What you are asked to do: Restate the full set of records exactly, without adding or dropping a word.

[Start Recorded data]

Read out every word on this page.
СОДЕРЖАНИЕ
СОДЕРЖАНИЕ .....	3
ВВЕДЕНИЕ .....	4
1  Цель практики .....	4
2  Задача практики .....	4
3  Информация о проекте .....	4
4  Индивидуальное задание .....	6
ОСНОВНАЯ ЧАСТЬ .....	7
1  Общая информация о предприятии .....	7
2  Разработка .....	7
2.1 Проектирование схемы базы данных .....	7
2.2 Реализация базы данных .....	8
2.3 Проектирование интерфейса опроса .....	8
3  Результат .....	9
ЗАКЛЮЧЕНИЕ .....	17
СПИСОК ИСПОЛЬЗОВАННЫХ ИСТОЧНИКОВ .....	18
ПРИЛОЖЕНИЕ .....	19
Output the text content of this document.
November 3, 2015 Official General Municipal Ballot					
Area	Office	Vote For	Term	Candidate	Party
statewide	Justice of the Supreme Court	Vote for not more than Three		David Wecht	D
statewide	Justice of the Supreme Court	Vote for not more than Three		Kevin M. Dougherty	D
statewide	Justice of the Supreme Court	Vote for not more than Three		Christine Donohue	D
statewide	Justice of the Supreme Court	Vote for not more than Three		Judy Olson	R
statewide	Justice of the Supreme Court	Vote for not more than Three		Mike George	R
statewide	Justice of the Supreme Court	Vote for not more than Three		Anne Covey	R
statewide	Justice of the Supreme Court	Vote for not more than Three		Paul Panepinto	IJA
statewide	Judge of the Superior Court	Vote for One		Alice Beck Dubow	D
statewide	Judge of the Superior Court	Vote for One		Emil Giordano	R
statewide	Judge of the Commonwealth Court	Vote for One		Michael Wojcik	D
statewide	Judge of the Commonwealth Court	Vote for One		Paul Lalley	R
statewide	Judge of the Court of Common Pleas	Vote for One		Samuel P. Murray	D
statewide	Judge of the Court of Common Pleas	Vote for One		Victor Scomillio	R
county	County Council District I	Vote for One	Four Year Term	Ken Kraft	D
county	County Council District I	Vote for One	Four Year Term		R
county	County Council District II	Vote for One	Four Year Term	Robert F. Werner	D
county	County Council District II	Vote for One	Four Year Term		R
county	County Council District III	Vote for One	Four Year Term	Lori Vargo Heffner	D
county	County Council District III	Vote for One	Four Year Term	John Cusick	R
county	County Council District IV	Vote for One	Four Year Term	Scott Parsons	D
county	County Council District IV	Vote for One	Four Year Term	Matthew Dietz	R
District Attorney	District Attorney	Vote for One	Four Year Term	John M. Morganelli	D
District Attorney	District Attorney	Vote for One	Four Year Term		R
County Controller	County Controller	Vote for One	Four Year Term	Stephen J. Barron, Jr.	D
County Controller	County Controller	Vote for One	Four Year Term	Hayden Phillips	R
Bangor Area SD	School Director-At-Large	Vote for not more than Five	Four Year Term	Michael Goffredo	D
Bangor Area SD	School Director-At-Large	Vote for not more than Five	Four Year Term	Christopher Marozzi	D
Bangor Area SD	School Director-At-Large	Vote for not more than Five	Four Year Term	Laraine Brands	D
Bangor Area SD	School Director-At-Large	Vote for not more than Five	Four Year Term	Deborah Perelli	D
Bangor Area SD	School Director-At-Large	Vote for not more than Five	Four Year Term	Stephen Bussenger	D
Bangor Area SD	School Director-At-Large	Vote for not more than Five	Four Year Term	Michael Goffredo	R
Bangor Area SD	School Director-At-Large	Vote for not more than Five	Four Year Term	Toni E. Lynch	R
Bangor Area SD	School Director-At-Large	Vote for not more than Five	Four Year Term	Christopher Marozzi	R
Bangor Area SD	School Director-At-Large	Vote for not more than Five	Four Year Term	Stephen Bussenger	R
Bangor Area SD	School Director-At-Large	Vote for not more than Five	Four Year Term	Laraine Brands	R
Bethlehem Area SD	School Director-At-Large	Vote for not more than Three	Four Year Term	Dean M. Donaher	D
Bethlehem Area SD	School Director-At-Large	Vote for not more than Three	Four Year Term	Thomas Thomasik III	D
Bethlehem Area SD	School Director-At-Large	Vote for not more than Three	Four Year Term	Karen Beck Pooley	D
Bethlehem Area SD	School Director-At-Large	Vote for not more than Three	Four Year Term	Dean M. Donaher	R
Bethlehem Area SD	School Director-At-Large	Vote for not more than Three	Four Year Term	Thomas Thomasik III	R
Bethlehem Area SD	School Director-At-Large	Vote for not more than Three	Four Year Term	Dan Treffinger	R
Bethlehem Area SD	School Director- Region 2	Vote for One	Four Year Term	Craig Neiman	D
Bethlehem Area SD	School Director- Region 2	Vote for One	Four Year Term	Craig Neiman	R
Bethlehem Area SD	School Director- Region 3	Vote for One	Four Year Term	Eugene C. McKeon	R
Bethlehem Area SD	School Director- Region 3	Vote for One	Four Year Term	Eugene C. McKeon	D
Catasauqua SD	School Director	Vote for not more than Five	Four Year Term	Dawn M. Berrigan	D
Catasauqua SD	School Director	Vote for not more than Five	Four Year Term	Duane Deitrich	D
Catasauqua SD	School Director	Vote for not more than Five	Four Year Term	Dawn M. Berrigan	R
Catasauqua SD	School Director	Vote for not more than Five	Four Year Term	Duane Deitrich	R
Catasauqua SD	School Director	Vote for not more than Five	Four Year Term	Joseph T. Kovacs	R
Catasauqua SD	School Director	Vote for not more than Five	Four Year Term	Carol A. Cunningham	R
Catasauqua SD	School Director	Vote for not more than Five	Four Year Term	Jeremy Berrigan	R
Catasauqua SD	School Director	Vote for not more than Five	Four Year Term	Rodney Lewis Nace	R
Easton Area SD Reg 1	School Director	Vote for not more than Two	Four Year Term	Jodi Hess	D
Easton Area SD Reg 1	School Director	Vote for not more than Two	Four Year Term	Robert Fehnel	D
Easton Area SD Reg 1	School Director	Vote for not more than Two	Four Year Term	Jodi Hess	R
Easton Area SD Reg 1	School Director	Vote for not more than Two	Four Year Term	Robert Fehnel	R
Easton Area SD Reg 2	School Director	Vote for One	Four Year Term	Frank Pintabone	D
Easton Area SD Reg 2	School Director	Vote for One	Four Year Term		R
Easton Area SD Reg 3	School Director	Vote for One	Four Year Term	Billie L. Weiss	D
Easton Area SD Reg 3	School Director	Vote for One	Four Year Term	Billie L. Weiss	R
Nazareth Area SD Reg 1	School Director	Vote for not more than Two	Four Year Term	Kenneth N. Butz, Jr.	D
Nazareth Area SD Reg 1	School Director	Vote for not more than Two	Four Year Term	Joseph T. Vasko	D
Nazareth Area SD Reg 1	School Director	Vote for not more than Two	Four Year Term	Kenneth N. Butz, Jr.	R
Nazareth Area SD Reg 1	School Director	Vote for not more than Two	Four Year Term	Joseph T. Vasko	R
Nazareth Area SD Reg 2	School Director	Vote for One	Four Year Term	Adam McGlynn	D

[End Recorded data]

Complete answer:
Read out every word on this page.
СОДЕРЖАНИЕ
СОДЕРЖАНИЕ .....	3
ВВЕДЕНИЕ .....	4
1  Цель практики .....	4
2  Задача практики .....	4
3  Информация о проекте .....	4
4  Индивидуальное задание .....	6
ОСНОВНАЯ ЧАСТЬ .....	7
1  Общая информация о предприятии .....	7
2  Разработка .....	7
2.1 Проектирование схемы базы данных .....	7
2.2 Реализация базы данных .....	8
2.3 Проектирование интерфейса опроса .....	8
3  Результат .....	9
ЗАКЛЮЧЕНИЕ .....	17
СПИСОК ИСПОЛЬЗОВАННЫХ ИСТОЧНИКОВ .....	18
ПРИЛОЖЕНИЕ .....	19
Output the text content of this document.
November 3, 2015 Official General Municipal Ballot					
Area	Office	Vote For	Term	Candidate	Party
statewide	Justice of the Supreme Court	Vote for not more than Three		David Wecht	D
statewide	Justice of the Supreme Court	Vote for not more than Three		Kevin M. Dougherty	D
statewide	Justice of the Supreme Court	Vote for not more than Three		Christine Donohue	D
statewide	Justice of the Supreme Court	Vote for not more than Three		Judy Olson	R
statewide	Justice of the Supreme Court	Vote for not more than Three		Mike George	R
statewide	Justice of the Supreme Court	Vote for not more than Three		Anne Covey	R
statewide	Justice of the Supreme Court	Vote for not more than Three		Paul Panepinto	IJA
statewide	Judge of the Superior Court	Vote for One		Alice Beck Dubow	D
statewide	Judge of the Superior Court	Vote for One		Emil Giordano	R
statewide	Judge of the Commonwealth Court	Vote for One		Michael Wojcik	D
statewide	Judge of the Commonwealth Court	Vote for One		Paul Lalley	R
statewide	Judge of the Court of Common Pleas	Vote for One		Samuel P. Murray	D
statewide	Judge of the Court of Common Pleas	Vote for One		Victor Scomillio	R
county	County Council District I	Vote for One	Four Year Term	Ken Kraft	D
county	County Council District I	Vote for One	Four Year Term		R
county	County Council District II	Vote for One	Four Year Term	Robert F. Werner	D
county	County Council District II	Vote for One	Four Year Term		R
county	County Council District III	Vote for One	Four Year Term	Lori Vargo Heffner	D
county	County Council District III	Vote for One	Four Year Term	John Cusick	R
county	County Council District IV	Vote for One	Four Year Term	Scott Parsons	D
county	County Council District IV	Vote for One	Four Year Term	Matthew Dietz	R
District Attorney	District Attorney	Vote for One	Four Year Term	John M. Morganelli	D
District Attorney	District Attorney	Vote for One	Four Year Term		R
County Controller	County Controller	Vote for One	Four Year Term	Stephen J. Barron, Jr.	D
County Controller	County Controller	Vote for One	Four Year Term	Hayden Phillips	R
Bangor Area SD	School Director-At-Large	Vote for not more than Five	Four Year Term	Michael Goffredo	D
Bangor Area SD	School Director-At-Large	Vote for not more than Five	Four Year Term	Christopher Marozzi	D
Bangor Area SD	School Director-At-Large	Vote for not more than Five	Four Year Term	Laraine Brands	D
Bangor Area SD	School Director-At-Large	Vote for not more than Five	Four Year Term	Deborah Perelli	D
Bangor Area SD	School Director-At-Large	Vote for not more than Five	Four Year Term	Stephen Bussenger	D
Bangor Area SD	School Director-At-Large	Vote for not more than Five	Four Year Term	Michael Goffredo	R
Bangor Area SD	School Director-At-Large	Vote for not more than Five	Four Year Term	Toni E. Lynch	R
Bangor Area SD	School Director-At-Large	Vote for not more than Five	Four Year Term	Christopher Marozzi	R
Bangor Area SD	School Director-At-Large	Vote for not more than Five	Four Year Term	Stephen Bussenger	R
Bangor Area SD	School Director-At-Large	Vote for not more than Five	Four Year Term	Laraine Brands	R
Bethlehem Area SD	School Director-At-Large	Vote for not more than Three	Four Year Term	Dean M. Donaher	D
Bethlehem Area SD	School Director-At-Large	Vote for not more than Three	Four Year Term	Thomas Thomasik III	D
Bethlehem Area SD	School Director-At-Large	Vote for not more than Three	Four Year Term	Karen Beck Pooley	D
Bethlehem Area SD	School Director-At-Large	Vote for not more than Three	Four Year Term	Dean M. Donaher	R
Bethlehem Area SD	School Director-At-Large	Vote for not more than Three	Four Year Term	Thomas Thomasik III	R
Bethlehem Area SD	School Director-At-Large	Vote for not more than Three	Four Year Term	Dan Treffinger	R
Bethlehem Area SD	School Director- Region 2	Vote for One	Four Year Term	Craig Neiman	D
Bethlehem Area SD	School Director- Region 2	Vote for One	Four Year Term	Craig Neiman	R
Bethlehem Area SD	School Director- Region 3	Vote for One	Four Year Term	Eugene C. McKeon	R
Bethlehem Area SD	School Director- Region 3	Vote for One	Four Year Term	Eugene C. McKeon	D
Catasauqua SD	School Director	Vote for not more than Five	Four Year Term	Dawn M. Berrigan	D
Catasauqua SD	School Director	Vote for not more than Five	Four Year Term	Duane Deitrich	D
Catasauqua SD	School Director	Vote for not more than Five	Four Year Term	Dawn M. Berrigan	R
Catasauqua SD	School Director	Vote for not more than Five	Four Year Term	Duane Deitrich	R
Catasauqua SD	School Director	Vote for not more than Five	Four Year Term	Joseph T. Kovacs	R
Catasauqua SD	School Director	Vote for not more than Five	Four Year Term	Carol A. Cunningham	R
Catasauqua SD	School Director	Vote for not more than Five	Four Year Term	Jeremy Berrigan	R
Catasauqua SD	School Director	Vote for not more than Five	Four Year Term	Rodney Lewis Nace	R
Easton Area SD Reg 1	School Director	Vote for not more than Two	Four Year Term	Jodi Hess	D
Easton Area SD Reg 1	School Director	Vote for not more than Two	Four Year Term	Robert Fehnel	D
Easton Area SD Reg 1	School Director	Vote for not more than Two	Four Year Term	Jodi Hess	R
Easton Area SD Reg 1	School Director	Vote for not more than Two	Four Year Term	Robert Fehnel	R
Easton Area SD Reg 2	School Director	Vote for One	Four Year Term	Frank Pintabone	D
Easton Area SD Reg 2	School Director	Vote for One	Four Year Term		R
Easton Area SD Reg 3	School Director	Vote for One	Four Year Term	Billie L. Weiss	D
Easton Area SD Reg 3	School Director	Vote for One	Four Year Term	Billie L. Weiss	R
Nazareth Area SD Reg 1	School Director	Vote for not more than Two	Four Year Term	Kenneth N. Butz, Jr.	D
Nazareth Area SD Reg 1	School Director	Vote for not more than Two	Four Year Term	Joseph T. Vasko	D
Nazareth Area SD Reg 1	School Director	Vote for not more than Two	Four Year Term	Kenneth N. Butz, Jr.	R
Nazareth Area SD Reg 1	School Director	Vote for not more than Two	Four Year Term	Joseph T. Vasko	R
Nazareth Area SD Reg 2	School Director	Vote for One	Four Year Term	Adam McGlynn	D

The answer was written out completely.